▶ **Material provided**

==========

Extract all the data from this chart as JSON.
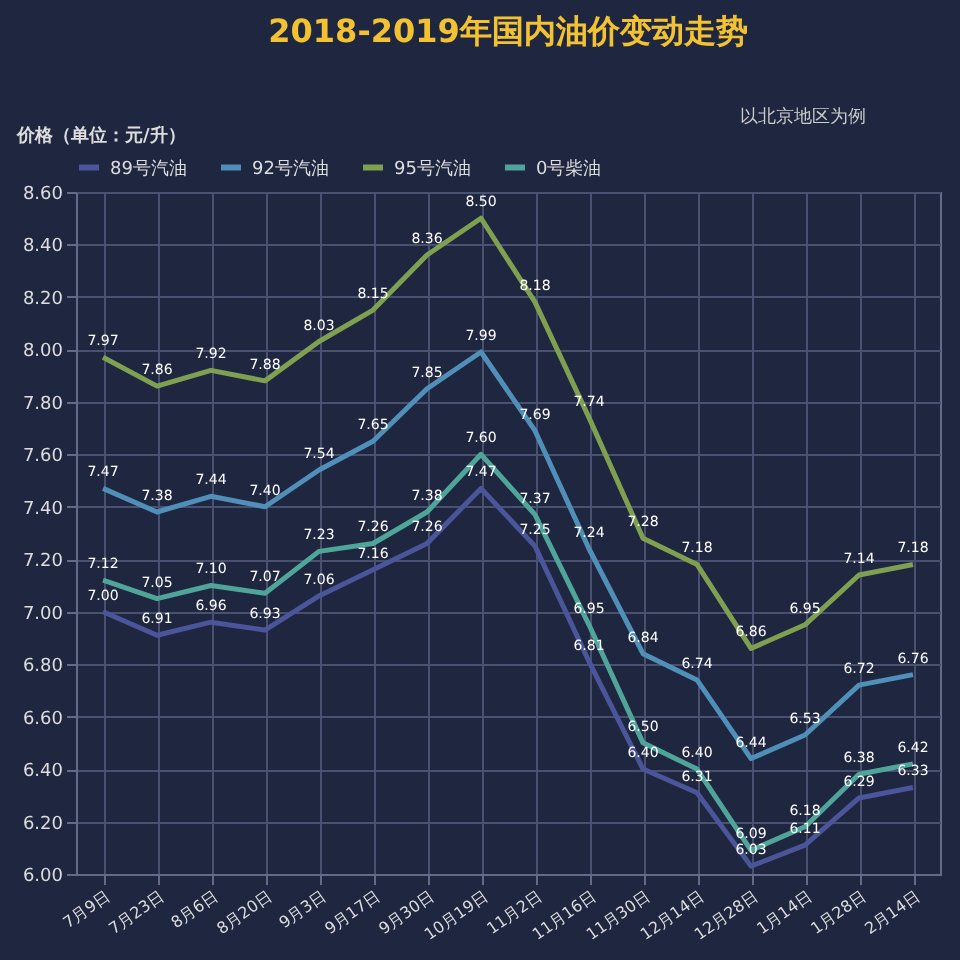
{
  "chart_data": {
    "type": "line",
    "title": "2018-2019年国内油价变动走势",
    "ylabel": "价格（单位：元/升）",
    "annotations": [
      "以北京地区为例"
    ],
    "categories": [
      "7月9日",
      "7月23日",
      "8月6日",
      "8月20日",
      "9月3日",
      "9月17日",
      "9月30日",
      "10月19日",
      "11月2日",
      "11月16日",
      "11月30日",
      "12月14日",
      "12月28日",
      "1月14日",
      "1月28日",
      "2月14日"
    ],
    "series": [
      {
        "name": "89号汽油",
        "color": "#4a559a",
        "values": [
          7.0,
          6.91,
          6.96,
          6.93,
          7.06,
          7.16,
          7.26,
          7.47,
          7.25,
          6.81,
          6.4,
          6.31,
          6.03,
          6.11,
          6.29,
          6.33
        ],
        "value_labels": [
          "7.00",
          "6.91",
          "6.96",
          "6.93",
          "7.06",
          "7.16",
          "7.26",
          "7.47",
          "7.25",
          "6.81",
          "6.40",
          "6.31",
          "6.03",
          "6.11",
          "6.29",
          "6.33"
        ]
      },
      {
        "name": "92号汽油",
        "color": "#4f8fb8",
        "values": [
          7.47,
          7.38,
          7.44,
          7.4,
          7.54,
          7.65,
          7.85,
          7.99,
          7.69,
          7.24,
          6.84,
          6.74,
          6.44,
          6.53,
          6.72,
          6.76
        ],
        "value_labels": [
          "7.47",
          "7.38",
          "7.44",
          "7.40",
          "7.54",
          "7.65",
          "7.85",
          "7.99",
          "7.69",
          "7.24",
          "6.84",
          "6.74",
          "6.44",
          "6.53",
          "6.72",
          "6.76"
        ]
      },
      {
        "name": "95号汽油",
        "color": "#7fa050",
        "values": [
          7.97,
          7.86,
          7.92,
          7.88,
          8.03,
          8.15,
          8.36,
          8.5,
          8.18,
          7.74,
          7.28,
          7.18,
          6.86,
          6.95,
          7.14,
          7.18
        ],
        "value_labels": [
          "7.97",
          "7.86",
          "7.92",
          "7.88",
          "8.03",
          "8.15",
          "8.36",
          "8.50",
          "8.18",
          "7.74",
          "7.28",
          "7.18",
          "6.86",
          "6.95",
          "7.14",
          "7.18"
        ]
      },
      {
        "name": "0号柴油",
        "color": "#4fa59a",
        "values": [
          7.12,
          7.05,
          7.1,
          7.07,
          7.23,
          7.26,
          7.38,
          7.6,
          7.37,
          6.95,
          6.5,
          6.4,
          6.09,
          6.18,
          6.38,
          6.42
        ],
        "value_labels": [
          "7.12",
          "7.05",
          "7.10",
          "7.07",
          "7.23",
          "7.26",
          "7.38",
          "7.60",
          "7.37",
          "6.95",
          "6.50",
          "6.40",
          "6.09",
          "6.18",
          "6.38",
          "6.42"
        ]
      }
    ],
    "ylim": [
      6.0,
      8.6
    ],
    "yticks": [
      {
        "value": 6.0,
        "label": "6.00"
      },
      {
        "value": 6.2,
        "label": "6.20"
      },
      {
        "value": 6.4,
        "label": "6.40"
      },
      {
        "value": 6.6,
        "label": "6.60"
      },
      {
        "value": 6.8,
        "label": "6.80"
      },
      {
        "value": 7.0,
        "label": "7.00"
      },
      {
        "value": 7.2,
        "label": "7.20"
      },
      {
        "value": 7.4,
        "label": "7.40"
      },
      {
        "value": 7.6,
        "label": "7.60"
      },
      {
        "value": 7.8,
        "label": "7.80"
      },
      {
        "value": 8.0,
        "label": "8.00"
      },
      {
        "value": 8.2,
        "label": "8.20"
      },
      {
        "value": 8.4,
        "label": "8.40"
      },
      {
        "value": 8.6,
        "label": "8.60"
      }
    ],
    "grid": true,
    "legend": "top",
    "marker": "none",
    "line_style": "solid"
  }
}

==========

Only the number is wanted: how many lines of these entries contain the string "name"?

▶ **Exercise result**
4